# START OF Record list

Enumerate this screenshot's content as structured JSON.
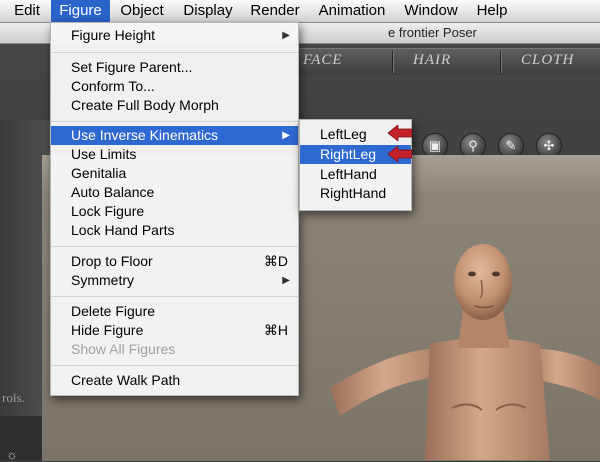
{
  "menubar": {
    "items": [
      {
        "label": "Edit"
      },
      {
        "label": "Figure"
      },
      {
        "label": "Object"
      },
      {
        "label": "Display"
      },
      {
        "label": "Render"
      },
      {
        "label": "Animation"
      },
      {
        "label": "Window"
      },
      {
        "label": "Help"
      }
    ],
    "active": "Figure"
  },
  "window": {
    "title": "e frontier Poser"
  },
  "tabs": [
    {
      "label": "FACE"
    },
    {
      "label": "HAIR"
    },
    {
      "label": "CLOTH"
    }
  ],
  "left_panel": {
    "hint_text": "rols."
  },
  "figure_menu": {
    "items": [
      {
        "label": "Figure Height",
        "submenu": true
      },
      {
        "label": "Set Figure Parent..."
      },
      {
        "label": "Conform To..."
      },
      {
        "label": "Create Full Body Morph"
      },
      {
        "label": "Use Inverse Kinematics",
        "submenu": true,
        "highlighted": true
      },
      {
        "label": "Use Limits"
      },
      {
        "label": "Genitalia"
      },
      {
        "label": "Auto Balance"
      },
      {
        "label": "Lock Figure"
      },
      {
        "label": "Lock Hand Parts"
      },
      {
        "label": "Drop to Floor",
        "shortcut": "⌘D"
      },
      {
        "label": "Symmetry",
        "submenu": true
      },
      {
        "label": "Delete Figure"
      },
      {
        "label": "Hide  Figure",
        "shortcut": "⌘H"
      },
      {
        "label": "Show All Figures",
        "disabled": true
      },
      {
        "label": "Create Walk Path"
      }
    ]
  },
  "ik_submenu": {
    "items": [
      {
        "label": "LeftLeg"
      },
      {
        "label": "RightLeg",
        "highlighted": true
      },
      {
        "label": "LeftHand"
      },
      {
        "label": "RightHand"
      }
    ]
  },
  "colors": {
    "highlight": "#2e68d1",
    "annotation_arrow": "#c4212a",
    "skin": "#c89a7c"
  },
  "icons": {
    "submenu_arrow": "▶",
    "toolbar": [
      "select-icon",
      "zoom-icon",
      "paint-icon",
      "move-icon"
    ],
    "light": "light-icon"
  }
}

# END OF Record list

__Short problem__:
Leave out the pictures and copy every record above exactly.

__Exercise result__:
Enumerate this screenshot's content as structured JSON.
{
  "menubar": {
    "items": [
      {
        "label": "Edit"
      },
      {
        "label": "Figure"
      },
      {
        "label": "Object"
      },
      {
        "label": "Display"
      },
      {
        "label": "Render"
      },
      {
        "label": "Animation"
      },
      {
        "label": "Window"
      },
      {
        "label": "Help"
      }
    ],
    "active": "Figure"
  },
  "window": {
    "title": "e frontier Poser"
  },
  "tabs": [
    {
      "label": "FACE"
    },
    {
      "label": "HAIR"
    },
    {
      "label": "CLOTH"
    }
  ],
  "left_panel": {
    "hint_text": "rols."
  },
  "figure_menu": {
    "items": [
      {
        "label": "Figure Height",
        "submenu": true
      },
      {
        "label": "Set Figure Parent..."
      },
      {
        "label": "Conform To..."
      },
      {
        "label": "Create Full Body Morph"
      },
      {
        "label": "Use Inverse Kinematics",
        "submenu": true,
        "highlighted": true
      },
      {
        "label": "Use Limits"
      },
      {
        "label": "Genitalia"
      },
      {
        "label": "Auto Balance"
      },
      {
        "label": "Lock Figure"
      },
      {
        "label": "Lock Hand Parts"
      },
      {
        "label": "Drop to Floor",
        "shortcut": "⌘D"
      },
      {
        "label": "Symmetry",
        "submenu": true
      },
      {
        "label": "Delete Figure"
      },
      {
        "label": "Hide  Figure",
        "shortcut": "⌘H"
      },
      {
        "label": "Show All Figures",
        "disabled": true
      },
      {
        "label": "Create Walk Path"
      }
    ]
  },
  "ik_submenu": {
    "items": [
      {
        "label": "LeftLeg"
      },
      {
        "label": "RightLeg",
        "highlighted": true
      },
      {
        "label": "LeftHand"
      },
      {
        "label": "RightHand"
      }
    ]
  },
  "colors": {
    "highlight": "#2e68d1",
    "annotation_arrow": "#c4212a",
    "skin": "#c89a7c"
  },
  "icons": {
    "submenu_arrow": "▶",
    "toolbar": [
      "select-icon",
      "zoom-icon",
      "paint-icon",
      "move-icon"
    ],
    "light": "light-icon"
  }
}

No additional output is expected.